* GIVEN TASK *
Reproduce the material below word for word, keeping every line unchanged.

Region boundary data:

* * * * *

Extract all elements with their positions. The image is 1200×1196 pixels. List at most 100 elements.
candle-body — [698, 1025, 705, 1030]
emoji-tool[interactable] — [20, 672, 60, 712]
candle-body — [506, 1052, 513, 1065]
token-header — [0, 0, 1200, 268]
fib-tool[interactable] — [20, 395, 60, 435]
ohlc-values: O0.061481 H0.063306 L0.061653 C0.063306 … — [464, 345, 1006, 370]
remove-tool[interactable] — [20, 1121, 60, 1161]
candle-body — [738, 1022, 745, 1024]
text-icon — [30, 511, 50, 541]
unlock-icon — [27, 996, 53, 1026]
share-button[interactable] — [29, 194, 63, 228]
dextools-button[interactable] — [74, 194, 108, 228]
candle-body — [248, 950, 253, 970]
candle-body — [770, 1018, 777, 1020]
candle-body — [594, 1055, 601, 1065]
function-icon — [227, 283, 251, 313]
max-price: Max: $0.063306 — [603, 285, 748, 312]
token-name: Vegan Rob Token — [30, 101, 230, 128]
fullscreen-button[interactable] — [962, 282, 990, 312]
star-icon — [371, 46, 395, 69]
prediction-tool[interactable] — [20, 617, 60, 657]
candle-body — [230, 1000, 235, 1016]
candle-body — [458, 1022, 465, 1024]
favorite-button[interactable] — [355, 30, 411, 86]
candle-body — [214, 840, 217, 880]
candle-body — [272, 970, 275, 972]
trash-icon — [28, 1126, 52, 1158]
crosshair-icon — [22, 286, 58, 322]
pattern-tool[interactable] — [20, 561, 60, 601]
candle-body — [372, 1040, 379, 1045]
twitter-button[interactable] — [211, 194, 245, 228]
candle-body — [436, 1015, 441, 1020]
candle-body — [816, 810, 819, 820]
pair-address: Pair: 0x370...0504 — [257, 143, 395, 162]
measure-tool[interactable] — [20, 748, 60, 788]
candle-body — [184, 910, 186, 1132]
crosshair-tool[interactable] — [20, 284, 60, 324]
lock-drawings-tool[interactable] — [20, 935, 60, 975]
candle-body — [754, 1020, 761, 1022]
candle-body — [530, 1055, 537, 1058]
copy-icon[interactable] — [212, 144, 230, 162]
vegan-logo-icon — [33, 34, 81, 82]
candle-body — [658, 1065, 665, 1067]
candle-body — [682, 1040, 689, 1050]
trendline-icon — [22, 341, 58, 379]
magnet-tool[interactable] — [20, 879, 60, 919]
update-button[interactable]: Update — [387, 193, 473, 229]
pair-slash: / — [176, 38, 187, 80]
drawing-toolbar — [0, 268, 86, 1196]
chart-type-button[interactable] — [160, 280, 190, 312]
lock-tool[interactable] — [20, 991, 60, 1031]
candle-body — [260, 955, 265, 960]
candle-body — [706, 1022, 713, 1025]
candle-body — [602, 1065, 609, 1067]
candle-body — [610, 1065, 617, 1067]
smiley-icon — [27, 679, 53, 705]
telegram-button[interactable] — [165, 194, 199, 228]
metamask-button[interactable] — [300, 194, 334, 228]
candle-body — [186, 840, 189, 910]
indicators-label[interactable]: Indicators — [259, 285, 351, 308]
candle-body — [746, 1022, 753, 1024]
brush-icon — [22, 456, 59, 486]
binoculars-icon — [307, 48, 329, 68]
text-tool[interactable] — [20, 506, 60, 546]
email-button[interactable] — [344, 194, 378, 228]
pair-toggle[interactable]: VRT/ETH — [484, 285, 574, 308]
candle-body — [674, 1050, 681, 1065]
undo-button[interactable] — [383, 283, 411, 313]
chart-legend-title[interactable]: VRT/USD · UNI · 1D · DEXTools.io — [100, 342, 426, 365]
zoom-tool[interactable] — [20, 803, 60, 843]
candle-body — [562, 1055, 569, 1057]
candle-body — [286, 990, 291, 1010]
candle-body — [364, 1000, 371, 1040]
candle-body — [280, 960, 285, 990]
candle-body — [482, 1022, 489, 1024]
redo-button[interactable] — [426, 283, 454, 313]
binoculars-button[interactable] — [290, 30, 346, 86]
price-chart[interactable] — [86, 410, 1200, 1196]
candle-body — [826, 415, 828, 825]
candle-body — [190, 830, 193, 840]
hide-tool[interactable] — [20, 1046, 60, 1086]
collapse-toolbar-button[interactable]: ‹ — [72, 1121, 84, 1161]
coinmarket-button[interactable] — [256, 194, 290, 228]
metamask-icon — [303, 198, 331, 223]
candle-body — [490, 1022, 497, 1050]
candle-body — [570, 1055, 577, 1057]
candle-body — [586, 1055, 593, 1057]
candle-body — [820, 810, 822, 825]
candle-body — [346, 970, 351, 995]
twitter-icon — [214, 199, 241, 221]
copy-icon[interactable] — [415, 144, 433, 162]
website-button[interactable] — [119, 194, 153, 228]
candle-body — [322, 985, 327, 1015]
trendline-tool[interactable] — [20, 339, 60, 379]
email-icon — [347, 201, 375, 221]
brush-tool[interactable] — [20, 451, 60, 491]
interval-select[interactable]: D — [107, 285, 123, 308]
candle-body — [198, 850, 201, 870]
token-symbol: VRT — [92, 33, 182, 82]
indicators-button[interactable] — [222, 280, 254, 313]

* * * * *

* TASK RESULT *
Extract all elements with their positions. The image is 1200×1196 pixels. List at most 100 elements.
candle-body — [698, 1025, 705, 1030]
emoji-tool[interactable] — [20, 672, 60, 712]
candle-body — [506, 1052, 513, 1065]
token-header — [0, 0, 1200, 268]
fib-tool[interactable] — [20, 395, 60, 435]
ohlc-values: O0.061481 H0.063306 L0.061653 C0.063306 … — [464, 345, 1006, 370]
remove-tool[interactable] — [20, 1121, 60, 1161]
candle-body — [738, 1022, 745, 1024]
text-icon — [30, 511, 50, 541]
unlock-icon — [27, 996, 53, 1026]
share-button[interactable] — [29, 194, 63, 228]
dextools-button[interactable] — [74, 194, 108, 228]
candle-body — [248, 950, 253, 970]
candle-body — [770, 1018, 777, 1020]
candle-body — [594, 1055, 601, 1065]
function-icon — [227, 283, 251, 313]
max-price: Max: $0.063306 — [603, 285, 748, 312]
token-name: Vegan Rob Token — [30, 101, 230, 128]
fullscreen-button[interactable] — [962, 282, 990, 312]
star-icon — [371, 46, 395, 69]
prediction-tool[interactable] — [20, 617, 60, 657]
candle-body — [230, 1000, 235, 1016]
candle-body — [458, 1022, 465, 1024]
favorite-button[interactable] — [355, 30, 411, 86]
candle-body — [214, 840, 217, 880]
candle-body — [272, 970, 275, 972]
trash-icon — [28, 1126, 52, 1158]
crosshair-icon — [22, 286, 58, 322]
pattern-tool[interactable] — [20, 561, 60, 601]
candle-body — [372, 1040, 379, 1045]
twitter-button[interactable] — [211, 194, 245, 228]
candle-body — [436, 1015, 441, 1020]
candle-body — [816, 810, 819, 820]
pair-address: Pair: 0x370...0504 — [257, 143, 395, 162]
measure-tool[interactable] — [20, 748, 60, 788]
candle-body — [184, 910, 186, 1132]
crosshair-tool[interactable] — [20, 284, 60, 324]
lock-drawings-tool[interactable] — [20, 935, 60, 975]
candle-body — [754, 1020, 761, 1022]
candle-body — [530, 1055, 537, 1058]
copy-icon[interactable] — [212, 144, 230, 162]
vegan-logo-icon — [33, 34, 81, 82]
candle-body — [658, 1065, 665, 1067]
candle-body — [682, 1040, 689, 1050]
trendline-icon — [22, 341, 58, 379]
magnet-tool[interactable] — [20, 879, 60, 919]
update-button[interactable]: Update — [387, 193, 473, 229]
pair-slash: / — [176, 38, 187, 80]
drawing-toolbar — [0, 268, 86, 1196]
chart-type-button[interactable] — [160, 280, 190, 312]
lock-tool[interactable] — [20, 991, 60, 1031]
candle-body — [260, 955, 265, 960]
candle-body — [706, 1022, 713, 1025]
candle-body — [602, 1065, 609, 1067]
candle-body — [610, 1065, 617, 1067]
smiley-icon — [27, 679, 53, 705]
telegram-button[interactable] — [165, 194, 199, 228]
metamask-button[interactable] — [300, 194, 334, 228]
candle-body — [186, 840, 189, 910]
indicators-label[interactable]: Indicators — [259, 285, 351, 308]
candle-body — [746, 1022, 753, 1024]
brush-icon — [22, 456, 59, 486]
binoculars-icon — [307, 48, 329, 68]
text-tool[interactable] — [20, 506, 60, 546]
email-button[interactable] — [344, 194, 378, 228]
pair-toggle[interactable]: VRT/ETH — [484, 285, 574, 308]
candle-body — [674, 1050, 681, 1065]
undo-button[interactable] — [383, 283, 411, 313]
chart-legend-title[interactable]: VRT/USD · UNI · 1D · DEXTools.io — [100, 342, 426, 365]
zoom-tool[interactable] — [20, 803, 60, 843]
candle-body — [562, 1055, 569, 1057]
candle-body — [286, 990, 291, 1010]
candle-body — [364, 1000, 371, 1040]
candle-body — [280, 960, 285, 990]
candle-body — [482, 1022, 489, 1024]
redo-button[interactable] — [426, 283, 454, 313]
binoculars-button[interactable] — [290, 30, 346, 86]
price-chart[interactable] — [86, 410, 1200, 1196]
candle-body — [826, 415, 828, 825]
candle-body — [190, 830, 193, 840]
hide-tool[interactable] — [20, 1046, 60, 1086]
collapse-toolbar-button[interactable]: ‹ — [72, 1121, 84, 1161]
coinmarket-button[interactable] — [256, 194, 290, 228]
metamask-icon — [303, 198, 331, 223]
candle-body — [490, 1022, 497, 1050]
candle-body — [570, 1055, 577, 1057]
candle-body — [586, 1055, 593, 1057]
candle-body — [820, 810, 822, 825]
candle-body — [346, 970, 351, 995]
twitter-icon — [214, 199, 241, 221]
copy-icon[interactable] — [415, 144, 433, 162]
website-button[interactable] — [119, 194, 153, 228]
candle-body — [322, 985, 327, 1015]
trendline-tool[interactable] — [20, 339, 60, 379]
email-icon — [347, 201, 375, 221]
brush-tool[interactable] — [20, 451, 60, 491]
interval-select[interactable]: D — [107, 285, 123, 308]
candle-body — [198, 850, 201, 870]
token-symbol: VRT — [92, 33, 182, 82]
indicators-button[interactable] — [222, 280, 254, 313]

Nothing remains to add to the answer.